§ QUESTIONS TO ANSWER:
1 > The excerpt on Macromedia's Web Publishing System lists .Mac integration among the new features in Contribute 3. In one to three sentences, explain why the excerpt says Contribute 3 can integrate with .Mac.
2 > Answer these questions using the excerpt on Macromedia's Web Publishing System:
(a) Of which Macromedia product can Contribute be seen as a trimmed-down version?
(b) About how long before the excerpt's writing was Contribute introduced?
(c) What does Contribute Publishing Services hook into for central administration?

§ EXCERPT TO READ:
* * *
With their new Web Publishing System, they seem to be going this road now. WPS looks like a marketing wrapper for the following tools:

  • Studio MX 2004 -- a full creative suite for designing web sites. Aimed at technically skilled web designers
  • FlashPaper 2 -- Macromedia's response to Adobe Acrobat, which now becomes usable because it produces... PDF files! (not just Flash). Aimed at content producers
  • Contribute 3 and Contribute Publishing Services -- see below for a more detailed explanation. Aimed at content producers

Contribute 3 is an upgrade to its cross-platform, lightweight web publishing desktop application that was introduced some 18 months ago. I keep a close eye on desktop software as I still believe they're the future of content management, and seeing Macromedia continuing the development of Contribute (and furthermore with good support for Mac OS X) is a good sign.

Contribute can be seen as a trimmed-down version of Dreamweaver, Macromedia's flagship HTML editor, targeted to non technical people who need to manage their content, not fiddle with technology. At that, IMHO, it does the job pretty well as being one of the best WYSIWYG tools out there, as opposed to the vast majority of WYSIFUC ones.

I've not tested version 3 yet, but I'm happy to see that they've added a few Mac OS X features: use of WebKit (refered to as "Safari technology"), the ability to easily include QuickTime movies, integration with .Mac (consequence of supporting WebDAV as one of the connection protocols), and FlashPaper with PDF capabilities (which was previously Windows-only and still ships separately on Windows).

Contribute Publishing Services seems to be an add-on to Contribute that provides central administration (hooks on enterprise LDAP and Active directories) and tracking of user access and publishing activities on the website. You can live without it, managing users manually on a site-per-site basis.

The CMS market continues to shift from complex and expensive gas plants to down-to-hearth, get-the-job-done, affordable tools. And this is a very good thing.
* * *
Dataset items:

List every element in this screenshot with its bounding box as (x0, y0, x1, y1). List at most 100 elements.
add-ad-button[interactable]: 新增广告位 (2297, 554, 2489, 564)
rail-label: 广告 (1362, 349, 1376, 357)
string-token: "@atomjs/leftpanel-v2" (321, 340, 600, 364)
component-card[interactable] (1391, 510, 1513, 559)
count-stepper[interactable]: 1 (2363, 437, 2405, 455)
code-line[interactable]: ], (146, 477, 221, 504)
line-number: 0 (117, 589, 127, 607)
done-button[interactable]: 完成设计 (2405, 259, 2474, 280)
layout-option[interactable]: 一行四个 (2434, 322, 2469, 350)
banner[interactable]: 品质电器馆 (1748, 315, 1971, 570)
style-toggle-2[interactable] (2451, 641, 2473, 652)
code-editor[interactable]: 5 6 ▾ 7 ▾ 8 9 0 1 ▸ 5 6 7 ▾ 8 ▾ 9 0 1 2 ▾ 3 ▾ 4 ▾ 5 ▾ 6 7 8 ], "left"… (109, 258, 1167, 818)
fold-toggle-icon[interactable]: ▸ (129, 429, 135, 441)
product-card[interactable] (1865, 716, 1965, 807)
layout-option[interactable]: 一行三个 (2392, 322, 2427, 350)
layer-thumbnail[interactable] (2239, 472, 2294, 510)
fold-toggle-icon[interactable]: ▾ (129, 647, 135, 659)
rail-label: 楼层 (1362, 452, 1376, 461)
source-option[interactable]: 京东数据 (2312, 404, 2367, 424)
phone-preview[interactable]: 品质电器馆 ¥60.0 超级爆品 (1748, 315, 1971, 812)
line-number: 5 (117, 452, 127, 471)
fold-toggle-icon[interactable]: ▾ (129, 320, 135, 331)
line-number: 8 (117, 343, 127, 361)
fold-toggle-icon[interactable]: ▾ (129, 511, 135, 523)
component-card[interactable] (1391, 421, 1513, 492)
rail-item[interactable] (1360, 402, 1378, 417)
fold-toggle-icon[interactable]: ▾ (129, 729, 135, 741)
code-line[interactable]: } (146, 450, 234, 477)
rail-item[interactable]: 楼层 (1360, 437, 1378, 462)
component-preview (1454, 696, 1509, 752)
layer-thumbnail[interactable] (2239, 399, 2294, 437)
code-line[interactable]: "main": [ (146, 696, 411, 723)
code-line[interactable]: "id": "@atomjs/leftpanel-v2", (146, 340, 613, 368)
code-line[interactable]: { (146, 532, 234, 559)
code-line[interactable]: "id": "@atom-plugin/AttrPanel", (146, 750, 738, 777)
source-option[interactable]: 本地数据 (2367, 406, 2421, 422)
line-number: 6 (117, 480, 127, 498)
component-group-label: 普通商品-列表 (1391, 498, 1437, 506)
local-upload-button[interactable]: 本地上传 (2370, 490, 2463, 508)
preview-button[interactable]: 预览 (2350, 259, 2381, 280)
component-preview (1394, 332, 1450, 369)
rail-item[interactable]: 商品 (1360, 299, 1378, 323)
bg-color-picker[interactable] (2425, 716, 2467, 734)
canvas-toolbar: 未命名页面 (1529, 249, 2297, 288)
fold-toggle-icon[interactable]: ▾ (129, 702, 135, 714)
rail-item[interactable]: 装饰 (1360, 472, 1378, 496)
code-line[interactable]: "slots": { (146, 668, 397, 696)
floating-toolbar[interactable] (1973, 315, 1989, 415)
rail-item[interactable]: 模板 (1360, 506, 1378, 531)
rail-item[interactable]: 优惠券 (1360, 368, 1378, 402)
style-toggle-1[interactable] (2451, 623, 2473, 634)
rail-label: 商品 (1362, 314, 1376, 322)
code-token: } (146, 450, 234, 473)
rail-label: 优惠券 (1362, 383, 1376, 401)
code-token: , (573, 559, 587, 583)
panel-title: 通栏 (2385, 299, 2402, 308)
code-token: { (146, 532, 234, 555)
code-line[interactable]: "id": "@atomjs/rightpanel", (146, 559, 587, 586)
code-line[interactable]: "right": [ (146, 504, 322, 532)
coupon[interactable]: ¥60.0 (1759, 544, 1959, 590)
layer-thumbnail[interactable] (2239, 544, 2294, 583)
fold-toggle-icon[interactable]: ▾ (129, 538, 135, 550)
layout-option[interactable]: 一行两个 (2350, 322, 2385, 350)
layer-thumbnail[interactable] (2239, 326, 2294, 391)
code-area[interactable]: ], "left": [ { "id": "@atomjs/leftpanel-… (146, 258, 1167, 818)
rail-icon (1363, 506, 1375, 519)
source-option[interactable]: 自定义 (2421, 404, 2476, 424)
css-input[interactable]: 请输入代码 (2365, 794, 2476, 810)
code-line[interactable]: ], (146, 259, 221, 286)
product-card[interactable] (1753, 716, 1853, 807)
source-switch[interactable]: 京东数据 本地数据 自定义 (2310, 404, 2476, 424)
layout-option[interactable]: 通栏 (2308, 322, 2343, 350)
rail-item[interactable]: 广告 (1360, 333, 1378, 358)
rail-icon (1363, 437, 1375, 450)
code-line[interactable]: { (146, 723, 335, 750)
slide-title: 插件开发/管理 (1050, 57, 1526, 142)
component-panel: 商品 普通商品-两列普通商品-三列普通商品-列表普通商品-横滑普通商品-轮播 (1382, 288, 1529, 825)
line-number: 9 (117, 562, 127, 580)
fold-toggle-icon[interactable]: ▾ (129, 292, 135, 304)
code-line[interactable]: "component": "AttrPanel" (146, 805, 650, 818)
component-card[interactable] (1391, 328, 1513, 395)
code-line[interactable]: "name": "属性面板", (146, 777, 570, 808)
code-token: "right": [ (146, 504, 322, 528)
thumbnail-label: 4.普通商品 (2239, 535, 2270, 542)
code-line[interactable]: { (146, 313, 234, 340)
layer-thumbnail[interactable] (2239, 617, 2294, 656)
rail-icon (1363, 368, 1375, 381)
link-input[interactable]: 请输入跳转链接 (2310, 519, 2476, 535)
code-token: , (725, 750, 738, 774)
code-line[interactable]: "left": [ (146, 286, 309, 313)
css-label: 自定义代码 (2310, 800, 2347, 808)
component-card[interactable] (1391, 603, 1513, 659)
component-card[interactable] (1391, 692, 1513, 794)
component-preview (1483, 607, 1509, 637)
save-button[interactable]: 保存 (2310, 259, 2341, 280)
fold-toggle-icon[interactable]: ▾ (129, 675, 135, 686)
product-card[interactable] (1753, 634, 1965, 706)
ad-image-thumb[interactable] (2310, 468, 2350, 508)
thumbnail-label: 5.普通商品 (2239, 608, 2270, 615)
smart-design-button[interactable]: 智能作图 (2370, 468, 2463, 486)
* * *
§ ANSWERS TO THIS EXERCISE:
1 > The integration with .Mac follows from Contribute 3 supporting WebDAV as one of its connection protocols.

2 >
(a) Dreamweaver, Macromedia's flagship HTML editor.
(b) Some 18 months earlier.
(c) Enterprise LDAP and Active directories.